(Saved data entries)

•••

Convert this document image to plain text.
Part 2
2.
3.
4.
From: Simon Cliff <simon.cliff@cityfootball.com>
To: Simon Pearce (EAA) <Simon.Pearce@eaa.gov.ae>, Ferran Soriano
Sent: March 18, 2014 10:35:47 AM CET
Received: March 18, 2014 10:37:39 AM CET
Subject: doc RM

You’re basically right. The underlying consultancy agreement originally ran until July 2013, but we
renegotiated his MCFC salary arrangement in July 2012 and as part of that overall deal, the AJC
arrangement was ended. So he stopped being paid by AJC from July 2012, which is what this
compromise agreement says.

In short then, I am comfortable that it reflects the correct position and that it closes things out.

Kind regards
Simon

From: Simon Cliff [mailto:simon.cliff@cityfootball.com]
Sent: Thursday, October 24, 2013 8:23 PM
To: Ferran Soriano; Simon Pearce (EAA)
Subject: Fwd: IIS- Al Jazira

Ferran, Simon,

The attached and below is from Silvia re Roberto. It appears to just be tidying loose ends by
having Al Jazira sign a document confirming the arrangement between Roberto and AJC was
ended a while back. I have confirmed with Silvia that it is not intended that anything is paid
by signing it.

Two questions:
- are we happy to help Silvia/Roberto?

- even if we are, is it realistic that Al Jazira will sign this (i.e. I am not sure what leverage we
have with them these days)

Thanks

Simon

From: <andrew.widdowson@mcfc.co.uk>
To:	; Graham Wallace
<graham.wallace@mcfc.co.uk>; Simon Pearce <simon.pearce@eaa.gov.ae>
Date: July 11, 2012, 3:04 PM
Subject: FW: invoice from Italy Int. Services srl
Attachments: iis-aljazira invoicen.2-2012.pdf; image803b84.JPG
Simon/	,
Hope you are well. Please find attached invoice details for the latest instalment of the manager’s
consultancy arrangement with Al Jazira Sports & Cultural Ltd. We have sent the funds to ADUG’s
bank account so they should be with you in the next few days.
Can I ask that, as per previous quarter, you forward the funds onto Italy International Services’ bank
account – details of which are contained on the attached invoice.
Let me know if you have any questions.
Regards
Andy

•••

Brief » Return the entries above exactly, each one complete.

Problem solution »
Convert this document image to plain text.
Part 2
2.
3.
4.
From: Simon Cliff <simon.cliff@cityfootball.com>
To: Simon Pearce (EAA) <Simon.Pearce@eaa.gov.ae>, Ferran Soriano
Sent: March 18, 2014 10:35:47 AM CET
Received: March 18, 2014 10:37:39 AM CET
Subject: doc RM

You’re basically right. The underlying consultancy agreement originally ran until July 2013, but we
renegotiated his MCFC salary arrangement in July 2012 and as part of that overall deal, the AJC
arrangement was ended. So he stopped being paid by AJC from July 2012, which is what this
compromise agreement says.

In short then, I am comfortable that it reflects the correct position and that it closes things out.

Kind regards
Simon

From: Simon Cliff [mailto:simon.cliff@cityfootball.com]
Sent: Thursday, October 24, 2013 8:23 PM
To: Ferran Soriano; Simon Pearce (EAA)
Subject: Fwd: IIS- Al Jazira

Ferran, Simon,

The attached and below is from Silvia re Roberto. It appears to just be tidying loose ends by
having Al Jazira sign a document confirming the arrangement between Roberto and AJC was
ended a while back. I have confirmed with Silvia that it is not intended that anything is paid
by signing it.

Two questions:
- are we happy to help Silvia/Roberto?

- even if we are, is it realistic that Al Jazira will sign this (i.e. I am not sure what leverage we
have with them these days)

Thanks

Simon

From: <andrew.widdowson@mcfc.co.uk>
To:	; Graham Wallace
<graham.wallace@mcfc.co.uk>; Simon Pearce <simon.pearce@eaa.gov.ae>
Date: July 11, 2012, 3:04 PM
Subject: FW: invoice from Italy Int. Services srl
Attachments: iis-aljazira invoicen.2-2012.pdf; image803b84.JPG
Simon/	,
Hope you are well. Please find attached invoice details for the latest instalment of the manager’s
consultancy arrangement with Al Jazira Sports & Cultural Ltd. We have sent the funds to ADUG’s
bank account so they should be with you in the next few days.
Can I ask that, as per previous quarter, you forward the funds onto Italy International Services’ bank
account – details of which are contained on the attached invoice.
Let me know if you have any questions.
Regards
Andy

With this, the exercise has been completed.